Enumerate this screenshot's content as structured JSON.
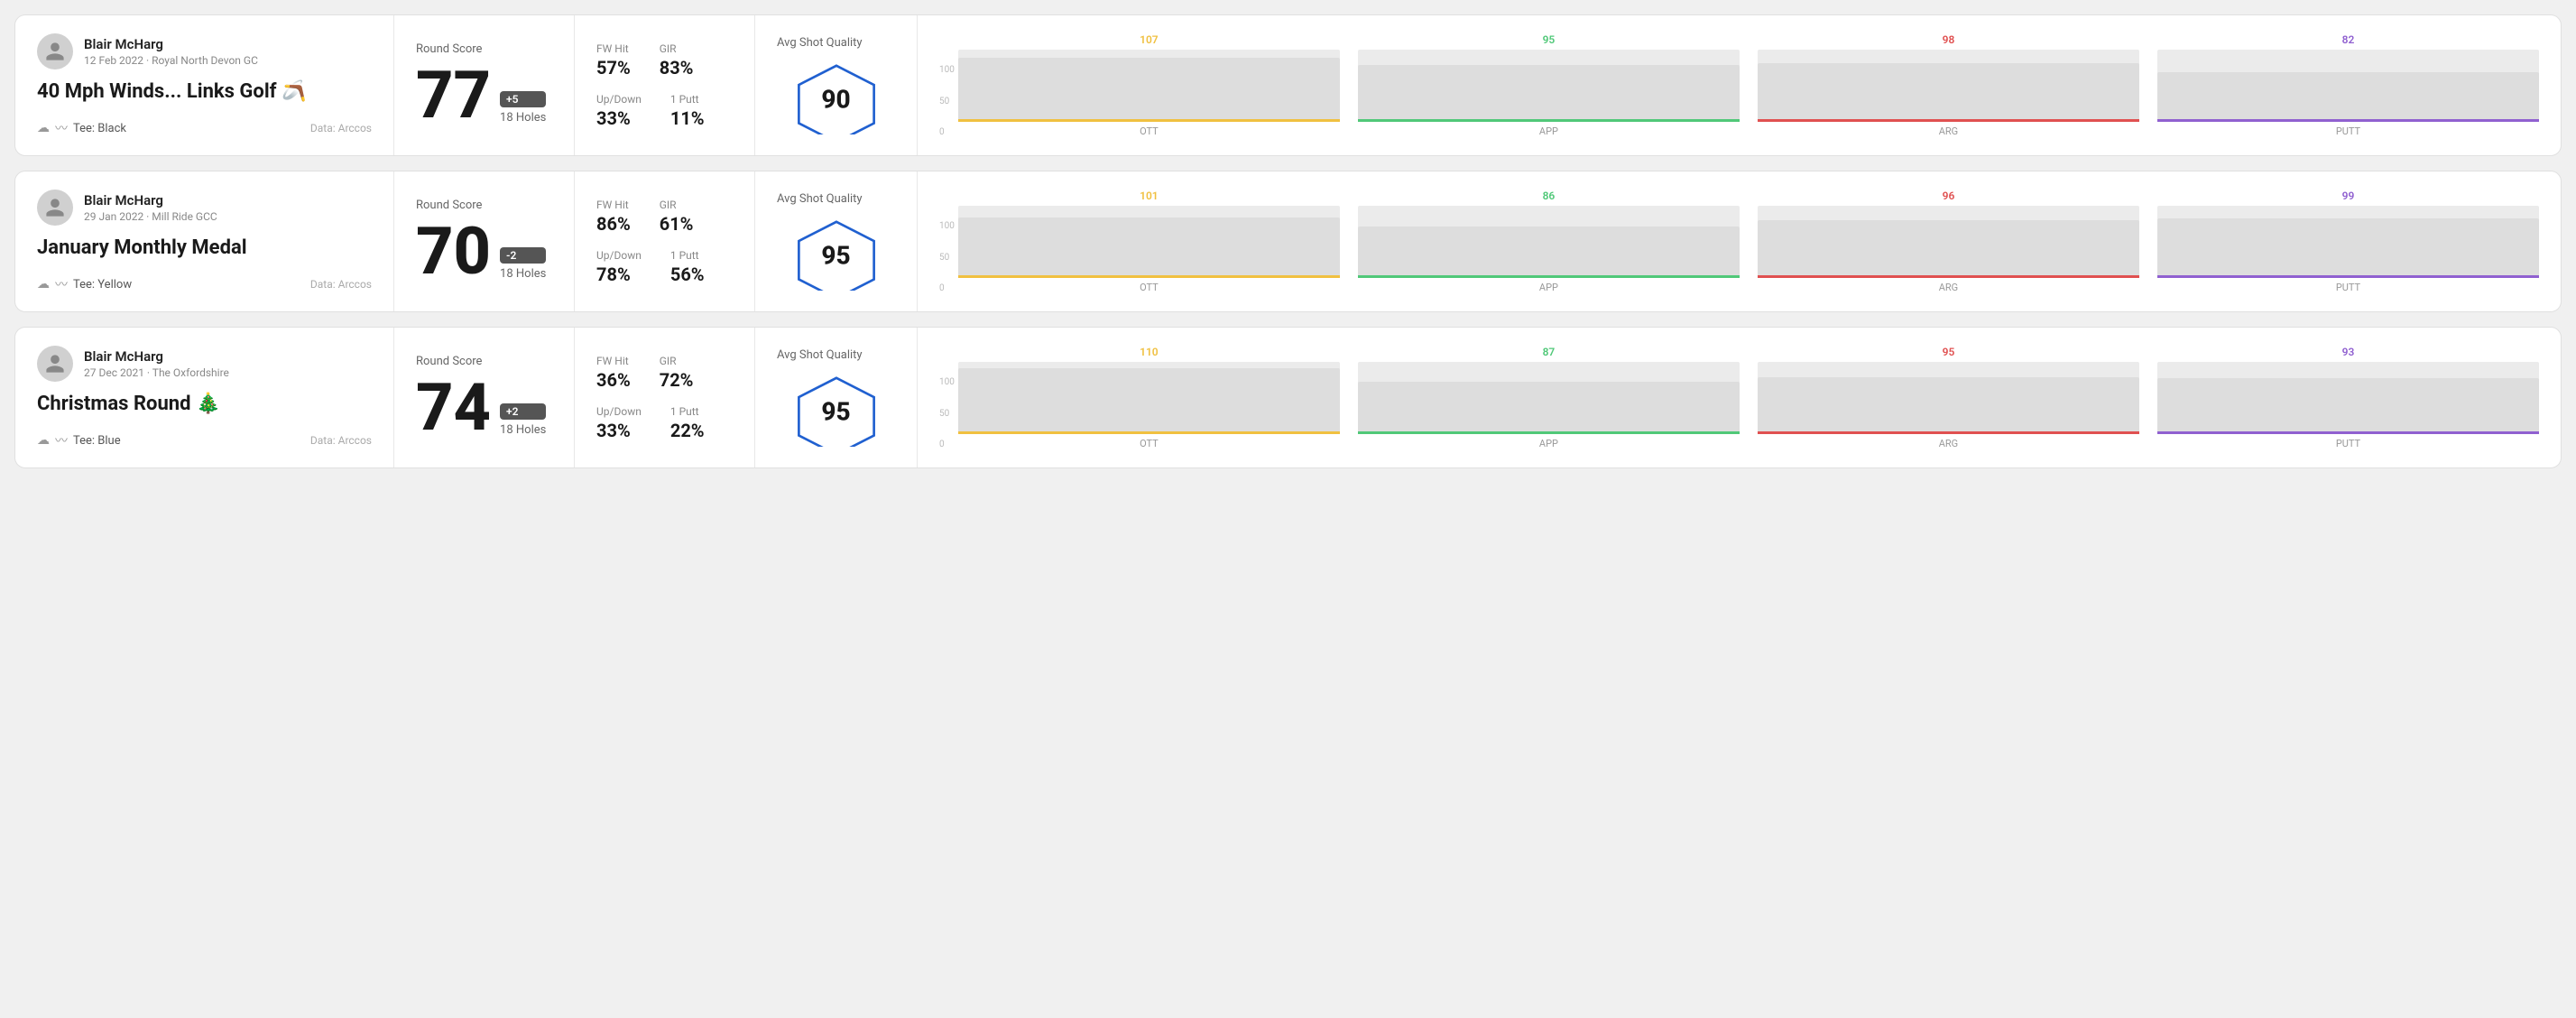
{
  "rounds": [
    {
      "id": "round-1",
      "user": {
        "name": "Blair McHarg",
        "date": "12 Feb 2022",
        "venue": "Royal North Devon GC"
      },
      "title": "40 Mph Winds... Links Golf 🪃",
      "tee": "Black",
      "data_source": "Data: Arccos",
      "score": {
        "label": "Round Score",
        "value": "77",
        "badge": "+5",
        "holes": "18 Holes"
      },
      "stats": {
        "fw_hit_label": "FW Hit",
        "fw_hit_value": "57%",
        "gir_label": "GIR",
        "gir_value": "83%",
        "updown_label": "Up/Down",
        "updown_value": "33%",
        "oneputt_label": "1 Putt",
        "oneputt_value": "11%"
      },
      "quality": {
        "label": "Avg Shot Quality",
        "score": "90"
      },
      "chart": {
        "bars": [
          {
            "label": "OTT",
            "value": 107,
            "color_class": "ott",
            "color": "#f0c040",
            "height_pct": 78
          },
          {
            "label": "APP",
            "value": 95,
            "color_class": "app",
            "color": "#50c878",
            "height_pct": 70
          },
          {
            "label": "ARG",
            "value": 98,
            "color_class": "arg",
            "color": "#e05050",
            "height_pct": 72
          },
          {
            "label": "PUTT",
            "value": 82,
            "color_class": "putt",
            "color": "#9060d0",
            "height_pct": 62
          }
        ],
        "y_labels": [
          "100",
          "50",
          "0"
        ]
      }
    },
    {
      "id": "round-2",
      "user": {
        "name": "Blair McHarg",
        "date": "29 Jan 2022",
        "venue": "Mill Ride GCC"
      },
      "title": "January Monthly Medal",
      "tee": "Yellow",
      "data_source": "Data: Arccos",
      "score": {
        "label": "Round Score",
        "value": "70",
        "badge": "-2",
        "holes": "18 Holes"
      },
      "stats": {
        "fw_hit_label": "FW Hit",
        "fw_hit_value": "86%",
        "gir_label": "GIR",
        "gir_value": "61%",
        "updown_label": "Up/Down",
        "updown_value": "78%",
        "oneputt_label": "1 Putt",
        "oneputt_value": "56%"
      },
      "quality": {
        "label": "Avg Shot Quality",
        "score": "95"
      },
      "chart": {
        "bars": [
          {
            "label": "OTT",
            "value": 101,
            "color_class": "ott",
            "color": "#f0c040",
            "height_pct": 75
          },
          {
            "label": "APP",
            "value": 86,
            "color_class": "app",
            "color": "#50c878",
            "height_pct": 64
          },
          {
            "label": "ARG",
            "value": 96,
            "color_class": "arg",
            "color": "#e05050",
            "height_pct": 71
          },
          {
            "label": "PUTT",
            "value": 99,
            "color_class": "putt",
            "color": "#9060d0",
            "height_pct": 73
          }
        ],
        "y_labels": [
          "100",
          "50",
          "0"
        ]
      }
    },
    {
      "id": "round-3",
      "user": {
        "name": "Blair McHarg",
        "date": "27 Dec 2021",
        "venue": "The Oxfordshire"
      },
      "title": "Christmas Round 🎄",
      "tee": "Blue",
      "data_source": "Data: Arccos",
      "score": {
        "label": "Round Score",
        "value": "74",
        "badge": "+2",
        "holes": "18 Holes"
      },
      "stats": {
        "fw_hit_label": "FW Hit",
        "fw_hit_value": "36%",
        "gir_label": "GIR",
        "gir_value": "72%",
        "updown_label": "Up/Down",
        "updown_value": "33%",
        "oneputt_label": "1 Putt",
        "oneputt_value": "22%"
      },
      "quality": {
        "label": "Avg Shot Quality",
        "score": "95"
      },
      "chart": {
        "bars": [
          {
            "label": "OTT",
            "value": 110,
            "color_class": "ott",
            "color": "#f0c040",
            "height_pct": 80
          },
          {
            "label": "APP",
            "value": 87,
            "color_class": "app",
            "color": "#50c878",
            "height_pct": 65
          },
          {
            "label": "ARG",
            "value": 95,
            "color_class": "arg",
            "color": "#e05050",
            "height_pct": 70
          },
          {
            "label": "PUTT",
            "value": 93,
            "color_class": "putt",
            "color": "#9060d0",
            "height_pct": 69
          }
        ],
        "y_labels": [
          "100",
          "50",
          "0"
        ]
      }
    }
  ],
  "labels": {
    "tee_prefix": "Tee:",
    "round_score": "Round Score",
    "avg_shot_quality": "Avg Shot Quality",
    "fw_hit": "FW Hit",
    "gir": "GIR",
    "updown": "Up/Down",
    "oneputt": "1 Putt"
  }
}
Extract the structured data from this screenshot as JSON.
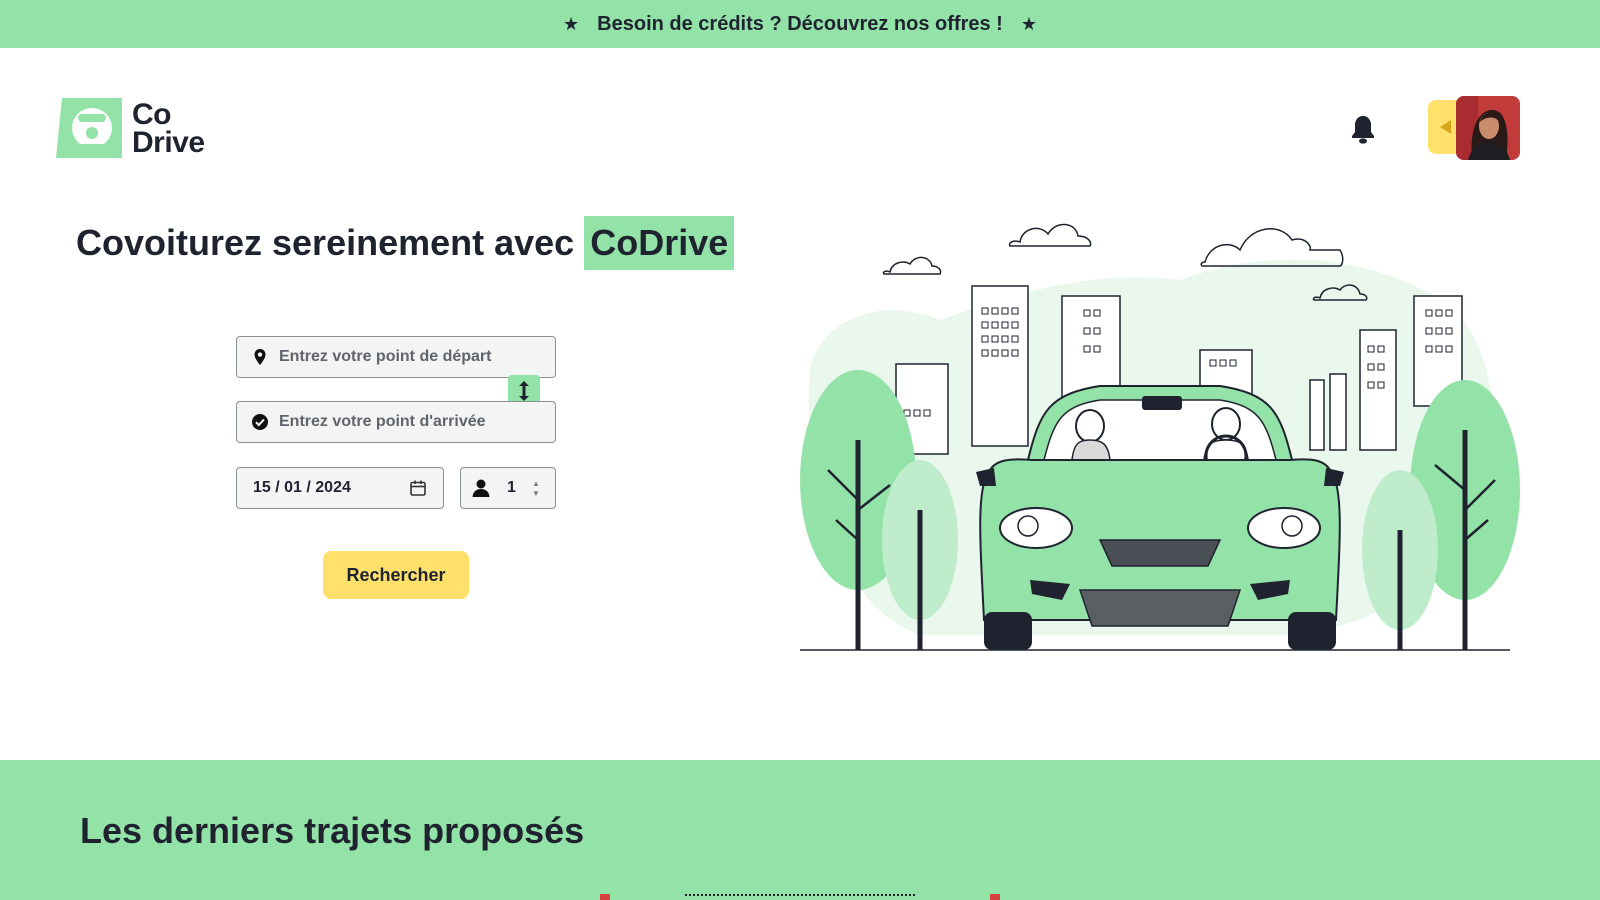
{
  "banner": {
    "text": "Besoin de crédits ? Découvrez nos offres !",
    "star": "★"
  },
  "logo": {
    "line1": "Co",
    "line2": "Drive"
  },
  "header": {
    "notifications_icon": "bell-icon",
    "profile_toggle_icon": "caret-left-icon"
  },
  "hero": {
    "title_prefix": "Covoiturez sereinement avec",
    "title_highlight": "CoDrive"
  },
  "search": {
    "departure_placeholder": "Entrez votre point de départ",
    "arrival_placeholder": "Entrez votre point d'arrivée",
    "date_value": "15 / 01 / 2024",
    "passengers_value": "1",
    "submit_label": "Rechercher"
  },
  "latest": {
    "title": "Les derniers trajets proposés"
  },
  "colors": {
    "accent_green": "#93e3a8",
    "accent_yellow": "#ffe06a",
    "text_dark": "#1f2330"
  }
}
+++++
§ **REQUIRED WORK**:
In this exercise, set down all of the data exactly, without the pictures.

§ **RIGHT ANSWER**:
Enumerate this screenshot's content as structured JSON.
{
  "rounds": [
    {
      "id": "round-1",
      "user": {
        "name": "Blair McHarg",
        "date": "12 Feb 2022",
        "venue": "Royal North Devon GC"
      },
      "title": "40 Mph Winds... Links Golf 🪃",
      "tee": "Black",
      "data_source": "Data: Arccos",
      "score": {
        "label": "Round Score",
        "value": "77",
        "badge": "+5",
        "holes": "18 Holes"
      },
      "stats": {
        "fw_hit_label": "FW Hit",
        "fw_hit_value": "57%",
        "gir_label": "GIR",
        "gir_value": "83%",
        "updown_label": "Up/Down",
        "updown_value": "33%",
        "oneputt_label": "1 Putt",
        "oneputt_value": "11%"
      },
      "quality": {
        "label": "Avg Shot Quality",
        "score": "90"
      },
      "chart": {
        "bars": [
          {
            "label": "OTT",
            "value": 107,
            "color_class": "ott",
            "color": "#f0c040",
            "height_pct": 78
          },
          {
            "label": "APP",
            "value": 95,
            "color_class": "app",
            "color": "#50c878",
            "height_pct": 70
          },
          {
            "label": "ARG",
            "value": 98,
            "color_class": "arg",
            "color": "#e05050",
            "height_pct": 72
          },
          {
            "label": "PUTT",
            "value": 82,
            "color_class": "putt",
            "color": "#9060d0",
            "height_pct": 62
          }
        ],
        "y_labels": [
          "100",
          "50",
          "0"
        ]
      }
    },
    {
      "id": "round-2",
      "user": {
        "name": "Blair McHarg",
        "date": "29 Jan 2022",
        "venue": "Mill Ride GCC"
      },
      "title": "January Monthly Medal",
      "tee": "Yellow",
      "data_source": "Data: Arccos",
      "score": {
        "label": "Round Score",
        "value": "70",
        "badge": "-2",
        "holes": "18 Holes"
      },
      "stats": {
        "fw_hit_label": "FW Hit",
        "fw_hit_value": "86%",
        "gir_label": "GIR",
        "gir_value": "61%",
        "updown_label": "Up/Down",
        "updown_value": "78%",
        "oneputt_label": "1 Putt",
        "oneputt_value": "56%"
      },
      "quality": {
        "label": "Avg Shot Quality",
        "score": "95"
      },
      "chart": {
        "bars": [
          {
            "label": "OTT",
            "value": 101,
            "color_class": "ott",
            "color": "#f0c040",
            "height_pct": 75
          },
          {
            "label": "APP",
            "value": 86,
            "color_class": "app",
            "color": "#50c878",
            "height_pct": 64
          },
          {
            "label": "ARG",
            "value": 96,
            "color_class": "arg",
            "color": "#e05050",
            "height_pct": 71
          },
          {
            "label": "PUTT",
            "value": 99,
            "color_class": "putt",
            "color": "#9060d0",
            "height_pct": 73
          }
        ],
        "y_labels": [
          "100",
          "50",
          "0"
        ]
      }
    },
    {
      "id": "round-3",
      "user": {
        "name": "Blair McHarg",
        "date": "27 Dec 2021",
        "venue": "The Oxfordshire"
      },
      "title": "Christmas Round 🎄",
      "tee": "Blue",
      "data_source": "Data: Arccos",
      "score": {
        "label": "Round Score",
        "value": "74",
        "badge": "+2",
        "holes": "18 Holes"
      },
      "stats": {
        "fw_hit_label": "FW Hit",
        "fw_hit_value": "36%",
        "gir_label": "GIR",
        "gir_value": "72%",
        "updown_label": "Up/Down",
        "updown_value": "33%",
        "oneputt_label": "1 Putt",
        "oneputt_value": "22%"
      },
      "quality": {
        "label": "Avg Shot Quality",
        "score": "95"
      },
      "chart": {
        "bars": [
          {
            "label": "OTT",
            "value": 110,
            "color_class": "ott",
            "color": "#f0c040",
            "height_pct": 80
          },
          {
            "label": "APP",
            "value": 87,
            "color_class": "app",
            "color": "#50c878",
            "height_pct": 65
          },
          {
            "label": "ARG",
            "value": 95,
            "color_class": "arg",
            "color": "#e05050",
            "height_pct": 70
          },
          {
            "label": "PUTT",
            "value": 93,
            "color_class": "putt",
            "color": "#9060d0",
            "height_pct": 69
          }
        ],
        "y_labels": [
          "100",
          "50",
          "0"
        ]
      }
    }
  ],
  "labels": {
    "tee_prefix": "Tee:",
    "round_score": "Round Score",
    "avg_shot_quality": "Avg Shot Quality",
    "fw_hit": "FW Hit",
    "gir": "GIR",
    "updown": "Up/Down",
    "oneputt": "1 Putt"
  }
}
Extract the structured data from this screenshot as JSON.
{
  "banner": {
    "text": "Besoin de crédits ? Découvrez nos offres !",
    "star": "★"
  },
  "logo": {
    "line1": "Co",
    "line2": "Drive"
  },
  "header": {
    "notifications_icon": "bell-icon",
    "profile_toggle_icon": "caret-left-icon"
  },
  "hero": {
    "title_prefix": "Covoiturez sereinement avec",
    "title_highlight": "CoDrive"
  },
  "search": {
    "departure_placeholder": "Entrez votre point de départ",
    "arrival_placeholder": "Entrez votre point d'arrivée",
    "date_value": "15 / 01 / 2024",
    "passengers_value": "1",
    "submit_label": "Rechercher"
  },
  "latest": {
    "title": "Les derniers trajets proposés"
  },
  "colors": {
    "accent_green": "#93e3a8",
    "accent_yellow": "#ffe06a",
    "text_dark": "#1f2330"
  }
}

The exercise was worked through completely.